[ACTION ITEM]:
Whatever the records say, repeat them exactly as given.
──────── GIVEN DATA
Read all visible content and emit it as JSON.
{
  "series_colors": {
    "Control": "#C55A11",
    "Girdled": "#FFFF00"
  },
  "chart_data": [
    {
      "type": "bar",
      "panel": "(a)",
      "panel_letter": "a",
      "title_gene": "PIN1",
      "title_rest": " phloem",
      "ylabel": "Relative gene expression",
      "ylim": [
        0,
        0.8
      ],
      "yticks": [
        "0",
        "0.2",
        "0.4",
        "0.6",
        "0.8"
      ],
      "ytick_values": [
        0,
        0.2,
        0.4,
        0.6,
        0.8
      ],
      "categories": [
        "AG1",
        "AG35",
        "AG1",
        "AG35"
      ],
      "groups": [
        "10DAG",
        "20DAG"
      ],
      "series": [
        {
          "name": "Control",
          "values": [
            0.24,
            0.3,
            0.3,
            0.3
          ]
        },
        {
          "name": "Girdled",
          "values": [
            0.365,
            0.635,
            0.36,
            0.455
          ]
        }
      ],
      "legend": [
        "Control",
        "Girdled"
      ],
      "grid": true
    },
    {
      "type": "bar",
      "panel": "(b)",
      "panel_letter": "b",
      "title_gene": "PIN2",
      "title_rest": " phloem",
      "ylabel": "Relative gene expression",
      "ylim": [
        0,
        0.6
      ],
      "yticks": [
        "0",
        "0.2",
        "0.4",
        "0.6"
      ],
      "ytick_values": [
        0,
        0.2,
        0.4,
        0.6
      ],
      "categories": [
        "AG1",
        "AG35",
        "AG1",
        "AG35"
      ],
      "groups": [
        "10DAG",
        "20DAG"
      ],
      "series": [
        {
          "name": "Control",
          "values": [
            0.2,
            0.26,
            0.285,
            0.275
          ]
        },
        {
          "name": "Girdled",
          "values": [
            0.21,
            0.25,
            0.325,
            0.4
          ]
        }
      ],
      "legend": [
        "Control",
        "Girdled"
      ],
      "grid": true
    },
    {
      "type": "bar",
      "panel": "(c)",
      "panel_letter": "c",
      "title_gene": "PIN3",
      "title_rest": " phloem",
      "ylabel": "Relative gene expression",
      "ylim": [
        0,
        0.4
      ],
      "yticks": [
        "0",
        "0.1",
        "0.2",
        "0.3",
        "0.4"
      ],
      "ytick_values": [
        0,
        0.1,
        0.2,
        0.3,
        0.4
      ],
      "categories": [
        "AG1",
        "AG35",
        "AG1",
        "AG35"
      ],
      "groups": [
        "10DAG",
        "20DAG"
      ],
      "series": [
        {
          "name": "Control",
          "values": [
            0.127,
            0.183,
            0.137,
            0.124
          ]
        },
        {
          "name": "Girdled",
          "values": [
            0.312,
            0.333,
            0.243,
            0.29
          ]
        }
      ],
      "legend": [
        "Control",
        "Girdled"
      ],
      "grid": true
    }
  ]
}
────────────────
[EXERCISE OUTPUT]:
Read all visible content and emit it as JSON.
{
  "series_colors": {
    "Control": "#C55A11",
    "Girdled": "#FFFF00"
  },
  "chart_data": [
    {
      "type": "bar",
      "panel": "(a)",
      "panel_letter": "a",
      "title_gene": "PIN1",
      "title_rest": " phloem",
      "ylabel": "Relative gene expression",
      "ylim": [
        0,
        0.8
      ],
      "yticks": [
        "0",
        "0.2",
        "0.4",
        "0.6",
        "0.8"
      ],
      "ytick_values": [
        0,
        0.2,
        0.4,
        0.6,
        0.8
      ],
      "categories": [
        "AG1",
        "AG35",
        "AG1",
        "AG35"
      ],
      "groups": [
        "10DAG",
        "20DAG"
      ],
      "series": [
        {
          "name": "Control",
          "values": [
            0.24,
            0.3,
            0.3,
            0.3
          ]
        },
        {
          "name": "Girdled",
          "values": [
            0.365,
            0.635,
            0.36,
            0.455
          ]
        }
      ],
      "legend": [
        "Control",
        "Girdled"
      ],
      "grid": true
    },
    {
      "type": "bar",
      "panel": "(b)",
      "panel_letter": "b",
      "title_gene": "PIN2",
      "title_rest": " phloem",
      "ylabel": "Relative gene expression",
      "ylim": [
        0,
        0.6
      ],
      "yticks": [
        "0",
        "0.2",
        "0.4",
        "0.6"
      ],
      "ytick_values": [
        0,
        0.2,
        0.4,
        0.6
      ],
      "categories": [
        "AG1",
        "AG35",
        "AG1",
        "AG35"
      ],
      "groups": [
        "10DAG",
        "20DAG"
      ],
      "series": [
        {
          "name": "Control",
          "values": [
            0.2,
            0.26,
            0.285,
            0.275
          ]
        },
        {
          "name": "Girdled",
          "values": [
            0.21,
            0.25,
            0.325,
            0.4
          ]
        }
      ],
      "legend": [
        "Control",
        "Girdled"
      ],
      "grid": true
    },
    {
      "type": "bar",
      "panel": "(c)",
      "panel_letter": "c",
      "title_gene": "PIN3",
      "title_rest": " phloem",
      "ylabel": "Relative gene expression",
      "ylim": [
        0,
        0.4
      ],
      "yticks": [
        "0",
        "0.1",
        "0.2",
        "0.3",
        "0.4"
      ],
      "ytick_values": [
        0,
        0.1,
        0.2,
        0.3,
        0.4
      ],
      "categories": [
        "AG1",
        "AG35",
        "AG1",
        "AG35"
      ],
      "groups": [
        "10DAG",
        "20DAG"
      ],
      "series": [
        {
          "name": "Control",
          "values": [
            0.127,
            0.183,
            0.137,
            0.124
          ]
        },
        {
          "name": "Girdled",
          "values": [
            0.312,
            0.333,
            0.243,
            0.29
          ]
        }
      ],
      "legend": [
        "Control",
        "Girdled"
      ],
      "grid": true
    }
  ]
}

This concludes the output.